RECORDS TO PROCESS section start

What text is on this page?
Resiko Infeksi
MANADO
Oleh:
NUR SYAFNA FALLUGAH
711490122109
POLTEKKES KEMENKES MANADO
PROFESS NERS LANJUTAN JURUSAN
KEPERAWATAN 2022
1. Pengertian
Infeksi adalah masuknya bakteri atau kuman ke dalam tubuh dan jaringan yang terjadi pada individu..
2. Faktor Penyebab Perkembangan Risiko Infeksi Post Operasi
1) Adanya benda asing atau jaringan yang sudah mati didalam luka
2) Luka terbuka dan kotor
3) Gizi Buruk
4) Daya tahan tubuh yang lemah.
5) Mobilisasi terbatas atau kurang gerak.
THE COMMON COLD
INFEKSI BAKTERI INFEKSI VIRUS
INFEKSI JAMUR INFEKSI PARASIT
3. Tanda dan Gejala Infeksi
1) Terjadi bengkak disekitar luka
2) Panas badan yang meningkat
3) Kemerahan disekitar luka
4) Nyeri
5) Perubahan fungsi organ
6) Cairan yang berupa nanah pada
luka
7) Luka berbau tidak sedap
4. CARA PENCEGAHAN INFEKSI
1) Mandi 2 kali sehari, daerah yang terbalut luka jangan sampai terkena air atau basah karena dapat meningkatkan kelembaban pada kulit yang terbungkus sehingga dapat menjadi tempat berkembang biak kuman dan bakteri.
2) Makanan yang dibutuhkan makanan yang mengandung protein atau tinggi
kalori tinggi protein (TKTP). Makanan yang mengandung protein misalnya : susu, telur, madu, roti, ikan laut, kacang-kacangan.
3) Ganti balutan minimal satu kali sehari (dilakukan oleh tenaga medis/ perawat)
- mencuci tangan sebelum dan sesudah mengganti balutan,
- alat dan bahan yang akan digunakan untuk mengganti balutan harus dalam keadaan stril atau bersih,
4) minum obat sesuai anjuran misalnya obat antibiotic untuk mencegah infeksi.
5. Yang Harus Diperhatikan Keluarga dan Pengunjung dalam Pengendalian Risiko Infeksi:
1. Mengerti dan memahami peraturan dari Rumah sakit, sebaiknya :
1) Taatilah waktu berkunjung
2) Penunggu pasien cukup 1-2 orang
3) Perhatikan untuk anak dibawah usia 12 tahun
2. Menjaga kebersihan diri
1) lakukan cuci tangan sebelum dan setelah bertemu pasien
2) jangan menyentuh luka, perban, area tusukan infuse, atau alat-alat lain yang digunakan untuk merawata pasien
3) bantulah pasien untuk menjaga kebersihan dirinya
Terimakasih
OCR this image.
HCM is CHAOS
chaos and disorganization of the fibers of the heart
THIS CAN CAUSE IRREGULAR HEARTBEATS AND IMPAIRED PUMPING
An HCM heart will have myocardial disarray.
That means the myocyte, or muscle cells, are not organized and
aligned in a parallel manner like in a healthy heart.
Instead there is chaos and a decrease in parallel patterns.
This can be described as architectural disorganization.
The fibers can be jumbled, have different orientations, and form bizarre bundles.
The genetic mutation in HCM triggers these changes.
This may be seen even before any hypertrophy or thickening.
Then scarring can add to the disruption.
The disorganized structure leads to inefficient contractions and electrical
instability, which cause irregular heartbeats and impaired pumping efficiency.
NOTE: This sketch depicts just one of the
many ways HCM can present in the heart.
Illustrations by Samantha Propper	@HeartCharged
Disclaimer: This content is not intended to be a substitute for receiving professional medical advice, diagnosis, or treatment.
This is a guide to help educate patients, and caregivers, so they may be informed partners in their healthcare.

RECORDS TO PROCESS section end

= TASK DETAILS =
Copy every line of the data that carries the word "sehari".

= TASK RESPONSE =
1) Mandi 2 kali sehari, daerah yang terbalut luka jangan sampai terkena air atau basah karena dapat meningkatkan kelembaban pada kulit yang terbungkus sehingga dapat menjadi tempat berkembang biak kuman dan bakteri.
3) Ganti balutan minimal satu kali sehari (dilakukan oleh tenaga medis/ perawat)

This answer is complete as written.